DATA RECORDS
** START **

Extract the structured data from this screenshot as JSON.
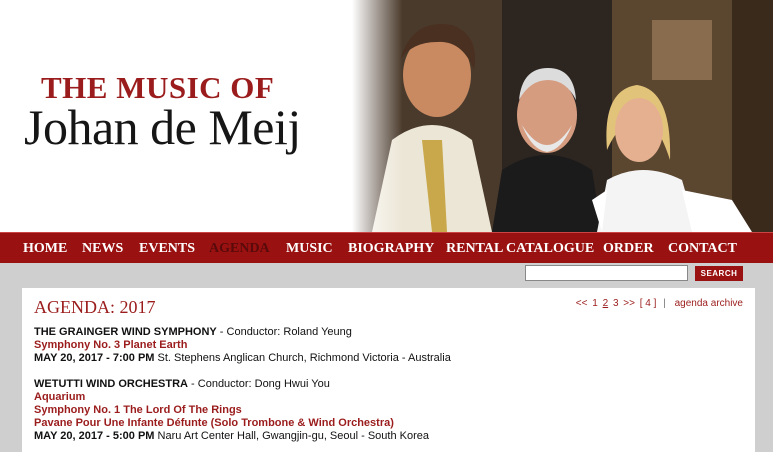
{
  "brand": {
    "top": "THE MUSIC OF",
    "name": "Johan de Meij"
  },
  "header_photo": "Photo of three smiling people: a man in a white suit, an older white-bearded man in black, and a blonde woman in a white feathered top",
  "nav": [
    {
      "label": "HOME"
    },
    {
      "label": "NEWS"
    },
    {
      "label": "EVENTS"
    },
    {
      "label": "AGENDA",
      "active": true
    },
    {
      "label": "MUSIC"
    },
    {
      "label": "BIOGRAPHY"
    },
    {
      "label": "RENTAL CATALOGUE"
    },
    {
      "label": "ORDER"
    },
    {
      "label": "CONTACT"
    }
  ],
  "search": {
    "value": "",
    "button_label": "SEARCH"
  },
  "agenda": {
    "title": "AGENDA: 2017",
    "pager": {
      "prev": "<<",
      "pages": [
        "1",
        "2",
        "3"
      ],
      "current": "2",
      "next": ">>",
      "last": "[ 4 ]",
      "separator": "|",
      "archive": "agenda archive"
    },
    "events": [
      {
        "ensemble": "THE GRAINGER WIND SYMPHONY",
        "conductor": " - Conductor: Roland Yeung",
        "works": [
          "Symphony No. 3 Planet Earth"
        ],
        "when": "MAY 20, 2017 - 7:00 PM",
        "venue": " St. Stephens Anglican Church, Richmond Victoria - Australia"
      },
      {
        "ensemble": "WETUTTI WIND ORCHESTRA",
        "conductor": " - Conductor: Dong Hwui You",
        "works": [
          "Aquarium",
          "Symphony No. 1 The Lord Of The Rings",
          "Pavane Pour Une Infante Défunte (Solo Trombone & Wind Orchestra)"
        ],
        "when": "MAY 20, 2017 - 5:00 PM",
        "venue": " Naru Art Center Hall, Gwangjin-gu, Seoul - South Korea"
      }
    ]
  }
}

** END **

EXERCISE REQUIREMENTS
Using the data above, write out every line exactly, leaving the images behind.

SOLUTION TO THIS PROBLEM
Extract the structured data from this screenshot as JSON.
{
  "brand": {
    "top": "THE MUSIC OF",
    "name": "Johan de Meij"
  },
  "header_photo": "Photo of three smiling people: a man in a white suit, an older white-bearded man in black, and a blonde woman in a white feathered top",
  "nav": [
    {
      "label": "HOME"
    },
    {
      "label": "NEWS"
    },
    {
      "label": "EVENTS"
    },
    {
      "label": "AGENDA",
      "active": true
    },
    {
      "label": "MUSIC"
    },
    {
      "label": "BIOGRAPHY"
    },
    {
      "label": "RENTAL CATALOGUE"
    },
    {
      "label": "ORDER"
    },
    {
      "label": "CONTACT"
    }
  ],
  "search": {
    "value": "",
    "button_label": "SEARCH"
  },
  "agenda": {
    "title": "AGENDA: 2017",
    "pager": {
      "prev": "<<",
      "pages": [
        "1",
        "2",
        "3"
      ],
      "current": "2",
      "next": ">>",
      "last": "[ 4 ]",
      "separator": "|",
      "archive": "agenda archive"
    },
    "events": [
      {
        "ensemble": "THE GRAINGER WIND SYMPHONY",
        "conductor": " - Conductor: Roland Yeung",
        "works": [
          "Symphony No. 3 Planet Earth"
        ],
        "when": "MAY 20, 2017 - 7:00 PM",
        "venue": " St. Stephens Anglican Church, Richmond Victoria - Australia"
      },
      {
        "ensemble": "WETUTTI WIND ORCHESTRA",
        "conductor": " - Conductor: Dong Hwui You",
        "works": [
          "Aquarium",
          "Symphony No. 1 The Lord Of The Rings",
          "Pavane Pour Une Infante Défunte (Solo Trombone & Wind Orchestra)"
        ],
        "when": "MAY 20, 2017 - 5:00 PM",
        "venue": " Naru Art Center Hall, Gwangjin-gu, Seoul - South Korea"
      }
    ]
  }
}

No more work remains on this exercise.